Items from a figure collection
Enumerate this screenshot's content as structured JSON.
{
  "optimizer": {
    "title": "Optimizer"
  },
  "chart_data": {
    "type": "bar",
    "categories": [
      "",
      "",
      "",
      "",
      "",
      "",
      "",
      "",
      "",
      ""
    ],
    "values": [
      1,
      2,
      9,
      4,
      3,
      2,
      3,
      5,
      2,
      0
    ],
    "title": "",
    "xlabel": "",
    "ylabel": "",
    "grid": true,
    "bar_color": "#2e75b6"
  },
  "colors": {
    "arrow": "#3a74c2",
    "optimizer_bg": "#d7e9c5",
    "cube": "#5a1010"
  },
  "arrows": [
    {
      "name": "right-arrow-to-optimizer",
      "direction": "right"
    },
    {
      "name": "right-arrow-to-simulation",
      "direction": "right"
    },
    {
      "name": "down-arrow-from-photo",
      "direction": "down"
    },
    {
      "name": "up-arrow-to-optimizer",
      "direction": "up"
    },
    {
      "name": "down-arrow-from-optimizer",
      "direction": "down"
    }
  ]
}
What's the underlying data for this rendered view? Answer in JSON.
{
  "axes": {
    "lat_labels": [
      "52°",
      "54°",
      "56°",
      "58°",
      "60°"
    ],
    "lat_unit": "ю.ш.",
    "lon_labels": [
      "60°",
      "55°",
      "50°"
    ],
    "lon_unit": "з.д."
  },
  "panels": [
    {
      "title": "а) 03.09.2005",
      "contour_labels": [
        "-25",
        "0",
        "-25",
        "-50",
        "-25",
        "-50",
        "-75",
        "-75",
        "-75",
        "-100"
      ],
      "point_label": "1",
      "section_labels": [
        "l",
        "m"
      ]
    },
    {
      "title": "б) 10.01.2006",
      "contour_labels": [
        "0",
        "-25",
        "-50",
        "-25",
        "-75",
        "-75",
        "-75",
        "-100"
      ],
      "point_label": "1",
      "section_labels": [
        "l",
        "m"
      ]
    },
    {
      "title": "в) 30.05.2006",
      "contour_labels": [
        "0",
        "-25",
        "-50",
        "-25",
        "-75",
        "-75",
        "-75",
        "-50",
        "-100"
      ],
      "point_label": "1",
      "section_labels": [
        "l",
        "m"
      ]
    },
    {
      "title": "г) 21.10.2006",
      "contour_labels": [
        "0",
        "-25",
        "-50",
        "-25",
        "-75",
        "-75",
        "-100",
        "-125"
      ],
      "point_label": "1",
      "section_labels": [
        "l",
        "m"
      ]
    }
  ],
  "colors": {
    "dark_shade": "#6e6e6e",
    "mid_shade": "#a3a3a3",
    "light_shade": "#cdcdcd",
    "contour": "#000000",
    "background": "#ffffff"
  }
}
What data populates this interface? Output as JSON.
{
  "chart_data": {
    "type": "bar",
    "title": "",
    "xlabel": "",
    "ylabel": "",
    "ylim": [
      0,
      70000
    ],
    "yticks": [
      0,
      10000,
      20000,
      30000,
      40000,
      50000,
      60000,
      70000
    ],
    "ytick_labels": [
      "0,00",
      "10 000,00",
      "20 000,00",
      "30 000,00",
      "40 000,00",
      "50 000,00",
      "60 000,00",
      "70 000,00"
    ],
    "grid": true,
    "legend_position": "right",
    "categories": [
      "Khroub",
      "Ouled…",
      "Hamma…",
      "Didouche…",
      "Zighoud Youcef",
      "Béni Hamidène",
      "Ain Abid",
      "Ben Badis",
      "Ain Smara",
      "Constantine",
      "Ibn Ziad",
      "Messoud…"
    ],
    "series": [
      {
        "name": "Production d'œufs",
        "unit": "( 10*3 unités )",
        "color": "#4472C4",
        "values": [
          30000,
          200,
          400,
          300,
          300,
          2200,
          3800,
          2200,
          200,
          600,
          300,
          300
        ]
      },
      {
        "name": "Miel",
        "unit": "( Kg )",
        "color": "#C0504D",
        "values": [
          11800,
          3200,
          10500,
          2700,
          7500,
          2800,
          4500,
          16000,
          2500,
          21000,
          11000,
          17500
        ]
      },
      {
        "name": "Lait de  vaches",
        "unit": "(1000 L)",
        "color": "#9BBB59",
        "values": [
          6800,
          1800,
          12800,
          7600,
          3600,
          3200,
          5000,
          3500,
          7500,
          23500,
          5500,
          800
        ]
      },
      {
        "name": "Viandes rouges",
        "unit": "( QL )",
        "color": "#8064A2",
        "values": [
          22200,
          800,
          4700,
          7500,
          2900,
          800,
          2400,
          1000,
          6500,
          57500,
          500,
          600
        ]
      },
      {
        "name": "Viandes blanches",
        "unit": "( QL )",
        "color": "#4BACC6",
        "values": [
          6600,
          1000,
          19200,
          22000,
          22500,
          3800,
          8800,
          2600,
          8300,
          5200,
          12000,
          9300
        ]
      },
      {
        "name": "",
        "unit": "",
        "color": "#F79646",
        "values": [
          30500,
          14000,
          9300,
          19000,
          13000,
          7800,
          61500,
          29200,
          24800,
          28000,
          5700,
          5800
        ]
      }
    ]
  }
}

_GOAL_
Copy out each record exactly as given, omitting none.

_THE COMPLETED TASK_
Enumerate this screenshot's content as structured JSON.
{
  "optimizer": {
    "title": "Optimizer"
  },
  "chart_data": {
    "type": "bar",
    "categories": [
      "",
      "",
      "",
      "",
      "",
      "",
      "",
      "",
      "",
      ""
    ],
    "values": [
      1,
      2,
      9,
      4,
      3,
      2,
      3,
      5,
      2,
      0
    ],
    "title": "",
    "xlabel": "",
    "ylabel": "",
    "grid": true,
    "bar_color": "#2e75b6"
  },
  "colors": {
    "arrow": "#3a74c2",
    "optimizer_bg": "#d7e9c5",
    "cube": "#5a1010"
  },
  "arrows": [
    {
      "name": "right-arrow-to-optimizer",
      "direction": "right"
    },
    {
      "name": "right-arrow-to-simulation",
      "direction": "right"
    },
    {
      "name": "down-arrow-from-photo",
      "direction": "down"
    },
    {
      "name": "up-arrow-to-optimizer",
      "direction": "up"
    },
    {
      "name": "down-arrow-from-optimizer",
      "direction": "down"
    }
  ]
}
What's the underlying data for this rendered view? Answer in JSON.
{
  "axes": {
    "lat_labels": [
      "52°",
      "54°",
      "56°",
      "58°",
      "60°"
    ],
    "lat_unit": "ю.ш.",
    "lon_labels": [
      "60°",
      "55°",
      "50°"
    ],
    "lon_unit": "з.д."
  },
  "panels": [
    {
      "title": "а) 03.09.2005",
      "contour_labels": [
        "-25",
        "0",
        "-25",
        "-50",
        "-25",
        "-50",
        "-75",
        "-75",
        "-75",
        "-100"
      ],
      "point_label": "1",
      "section_labels": [
        "l",
        "m"
      ]
    },
    {
      "title": "б) 10.01.2006",
      "contour_labels": [
        "0",
        "-25",
        "-50",
        "-25",
        "-75",
        "-75",
        "-75",
        "-100"
      ],
      "point_label": "1",
      "section_labels": [
        "l",
        "m"
      ]
    },
    {
      "title": "в) 30.05.2006",
      "contour_labels": [
        "0",
        "-25",
        "-50",
        "-25",
        "-75",
        "-75",
        "-75",
        "-50",
        "-100"
      ],
      "point_label": "1",
      "section_labels": [
        "l",
        "m"
      ]
    },
    {
      "title": "г) 21.10.2006",
      "contour_labels": [
        "0",
        "-25",
        "-50",
        "-25",
        "-75",
        "-75",
        "-100",
        "-125"
      ],
      "point_label": "1",
      "section_labels": [
        "l",
        "m"
      ]
    }
  ],
  "colors": {
    "dark_shade": "#6e6e6e",
    "mid_shade": "#a3a3a3",
    "light_shade": "#cdcdcd",
    "contour": "#000000",
    "background": "#ffffff"
  }
}
What data populates this interface? Output as JSON.
{
  "chart_data": {
    "type": "bar",
    "title": "",
    "xlabel": "",
    "ylabel": "",
    "ylim": [
      0,
      70000
    ],
    "yticks": [
      0,
      10000,
      20000,
      30000,
      40000,
      50000,
      60000,
      70000
    ],
    "ytick_labels": [
      "0,00",
      "10 000,00",
      "20 000,00",
      "30 000,00",
      "40 000,00",
      "50 000,00",
      "60 000,00",
      "70 000,00"
    ],
    "grid": true,
    "legend_position": "right",
    "categories": [
      "Khroub",
      "Ouled…",
      "Hamma…",
      "Didouche…",
      "Zighoud Youcef",
      "Béni Hamidène",
      "Ain Abid",
      "Ben Badis",
      "Ain Smara",
      "Constantine",
      "Ibn Ziad",
      "Messoud…"
    ],
    "series": [
      {
        "name": "Production d'œufs",
        "unit": "( 10*3 unités )",
        "color": "#4472C4",
        "values": [
          30000,
          200,
          400,
          300,
          300,
          2200,
          3800,
          2200,
          200,
          600,
          300,
          300
        ]
      },
      {
        "name": "Miel",
        "unit": "( Kg )",
        "color": "#C0504D",
        "values": [
          11800,
          3200,
          10500,
          2700,
          7500,
          2800,
          4500,
          16000,
          2500,
          21000,
          11000,
          17500
        ]
      },
      {
        "name": "Lait de  vaches",
        "unit": "(1000 L)",
        "color": "#9BBB59",
        "values": [
          6800,
          1800,
          12800,
          7600,
          3600,
          3200,
          5000,
          3500,
          7500,
          23500,
          5500,
          800
        ]
      },
      {
        "name": "Viandes rouges",
        "unit": "( QL )",
        "color": "#8064A2",
        "values": [
          22200,
          800,
          4700,
          7500,
          2900,
          800,
          2400,
          1000,
          6500,
          57500,
          500,
          600
        ]
      },
      {
        "name": "Viandes blanches",
        "unit": "( QL )",
        "color": "#4BACC6",
        "values": [
          6600,
          1000,
          19200,
          22000,
          22500,
          3800,
          8800,
          2600,
          8300,
          5200,
          12000,
          9300
        ]
      },
      {
        "name": "",
        "unit": "",
        "color": "#F79646",
        "values": [
          30500,
          14000,
          9300,
          19000,
          13000,
          7800,
          61500,
          29200,
          24800,
          28000,
          5700,
          5800
        ]
      }
    ]
  }
}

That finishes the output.